[EXERCISE DETAILS] Pick out every line with the word "text" and copy it.

## BEGIN EXTRACTED ENTRIES

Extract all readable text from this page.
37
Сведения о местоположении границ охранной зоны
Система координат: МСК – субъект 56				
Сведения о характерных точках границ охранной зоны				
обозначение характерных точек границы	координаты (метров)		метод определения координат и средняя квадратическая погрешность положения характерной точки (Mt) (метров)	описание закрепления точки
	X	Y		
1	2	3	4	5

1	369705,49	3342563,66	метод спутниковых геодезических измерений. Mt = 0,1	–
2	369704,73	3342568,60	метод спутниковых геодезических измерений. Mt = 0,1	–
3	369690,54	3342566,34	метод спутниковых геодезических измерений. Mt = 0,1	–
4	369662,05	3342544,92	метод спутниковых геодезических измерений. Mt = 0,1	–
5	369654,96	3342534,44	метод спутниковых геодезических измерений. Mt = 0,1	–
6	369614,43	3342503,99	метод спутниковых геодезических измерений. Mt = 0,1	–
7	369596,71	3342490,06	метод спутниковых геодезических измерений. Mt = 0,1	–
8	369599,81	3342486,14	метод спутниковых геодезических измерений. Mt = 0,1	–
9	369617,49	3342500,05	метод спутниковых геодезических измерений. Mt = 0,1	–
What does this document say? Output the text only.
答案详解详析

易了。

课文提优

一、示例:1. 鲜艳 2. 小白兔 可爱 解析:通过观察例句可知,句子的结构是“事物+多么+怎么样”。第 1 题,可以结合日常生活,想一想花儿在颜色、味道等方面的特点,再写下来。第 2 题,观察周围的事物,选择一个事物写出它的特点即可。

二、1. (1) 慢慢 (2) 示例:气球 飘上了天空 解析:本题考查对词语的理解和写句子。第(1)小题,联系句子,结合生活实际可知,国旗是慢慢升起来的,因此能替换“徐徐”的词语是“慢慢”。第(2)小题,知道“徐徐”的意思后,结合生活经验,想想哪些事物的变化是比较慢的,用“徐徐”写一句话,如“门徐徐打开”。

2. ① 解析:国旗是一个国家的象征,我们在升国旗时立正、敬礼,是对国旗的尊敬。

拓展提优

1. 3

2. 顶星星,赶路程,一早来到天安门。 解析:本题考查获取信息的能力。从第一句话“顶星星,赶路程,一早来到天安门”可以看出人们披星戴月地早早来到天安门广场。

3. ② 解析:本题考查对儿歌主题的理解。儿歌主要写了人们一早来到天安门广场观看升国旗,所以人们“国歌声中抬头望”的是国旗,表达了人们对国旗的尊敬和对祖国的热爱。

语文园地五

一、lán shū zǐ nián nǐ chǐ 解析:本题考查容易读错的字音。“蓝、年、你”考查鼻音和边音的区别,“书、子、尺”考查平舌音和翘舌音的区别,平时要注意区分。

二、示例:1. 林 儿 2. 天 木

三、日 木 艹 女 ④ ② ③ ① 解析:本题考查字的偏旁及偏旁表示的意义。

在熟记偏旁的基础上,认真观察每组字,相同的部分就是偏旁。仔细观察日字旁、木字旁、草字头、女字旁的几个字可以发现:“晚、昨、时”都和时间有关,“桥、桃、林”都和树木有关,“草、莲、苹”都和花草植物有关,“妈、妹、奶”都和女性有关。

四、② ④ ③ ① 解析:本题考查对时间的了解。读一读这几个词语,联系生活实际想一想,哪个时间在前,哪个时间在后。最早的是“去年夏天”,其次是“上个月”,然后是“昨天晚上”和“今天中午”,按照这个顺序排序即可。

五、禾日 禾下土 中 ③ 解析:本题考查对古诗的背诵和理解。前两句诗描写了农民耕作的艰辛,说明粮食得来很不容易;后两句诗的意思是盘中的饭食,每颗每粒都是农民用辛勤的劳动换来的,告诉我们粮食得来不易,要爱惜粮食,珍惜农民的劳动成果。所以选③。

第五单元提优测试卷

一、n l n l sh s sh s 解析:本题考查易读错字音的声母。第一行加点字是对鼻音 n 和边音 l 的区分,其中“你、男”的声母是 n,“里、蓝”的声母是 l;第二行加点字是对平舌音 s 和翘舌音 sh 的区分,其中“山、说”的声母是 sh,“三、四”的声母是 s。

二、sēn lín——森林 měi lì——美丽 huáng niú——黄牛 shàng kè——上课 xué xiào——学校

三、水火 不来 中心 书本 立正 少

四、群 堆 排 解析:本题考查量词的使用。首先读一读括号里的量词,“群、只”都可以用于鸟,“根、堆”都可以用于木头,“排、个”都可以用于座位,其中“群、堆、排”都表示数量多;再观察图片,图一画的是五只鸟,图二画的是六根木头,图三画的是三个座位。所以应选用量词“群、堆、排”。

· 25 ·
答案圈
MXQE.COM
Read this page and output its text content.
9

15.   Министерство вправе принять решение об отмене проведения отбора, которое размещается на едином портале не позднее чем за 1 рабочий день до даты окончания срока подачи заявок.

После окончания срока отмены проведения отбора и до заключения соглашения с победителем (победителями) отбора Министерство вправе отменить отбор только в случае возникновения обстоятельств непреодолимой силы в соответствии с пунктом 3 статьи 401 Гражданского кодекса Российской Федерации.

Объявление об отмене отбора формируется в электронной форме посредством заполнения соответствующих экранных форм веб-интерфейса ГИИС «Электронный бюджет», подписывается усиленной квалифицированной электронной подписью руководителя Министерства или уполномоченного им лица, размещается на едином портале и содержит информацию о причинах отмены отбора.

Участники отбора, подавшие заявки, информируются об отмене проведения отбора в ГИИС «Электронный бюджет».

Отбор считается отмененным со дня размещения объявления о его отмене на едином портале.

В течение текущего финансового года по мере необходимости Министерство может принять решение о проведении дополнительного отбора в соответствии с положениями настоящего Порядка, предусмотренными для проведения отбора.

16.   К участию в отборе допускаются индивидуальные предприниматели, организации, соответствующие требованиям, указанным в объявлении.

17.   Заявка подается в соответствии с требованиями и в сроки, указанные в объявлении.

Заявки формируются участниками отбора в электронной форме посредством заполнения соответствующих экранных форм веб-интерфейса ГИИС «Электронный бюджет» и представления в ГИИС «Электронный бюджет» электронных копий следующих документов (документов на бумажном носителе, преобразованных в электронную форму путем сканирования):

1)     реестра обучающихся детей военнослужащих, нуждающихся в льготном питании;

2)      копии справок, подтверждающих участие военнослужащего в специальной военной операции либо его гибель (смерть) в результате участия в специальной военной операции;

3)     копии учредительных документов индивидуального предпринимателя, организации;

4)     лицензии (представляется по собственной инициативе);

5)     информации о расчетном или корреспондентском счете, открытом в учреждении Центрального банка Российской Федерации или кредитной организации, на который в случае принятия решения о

## END EXTRACTED ENTRIES

[RESPONSE FOR THIS EXERCISE]
Extract all readable text from this page.
What does this document say? Output the text only.
Read this page and output its text content.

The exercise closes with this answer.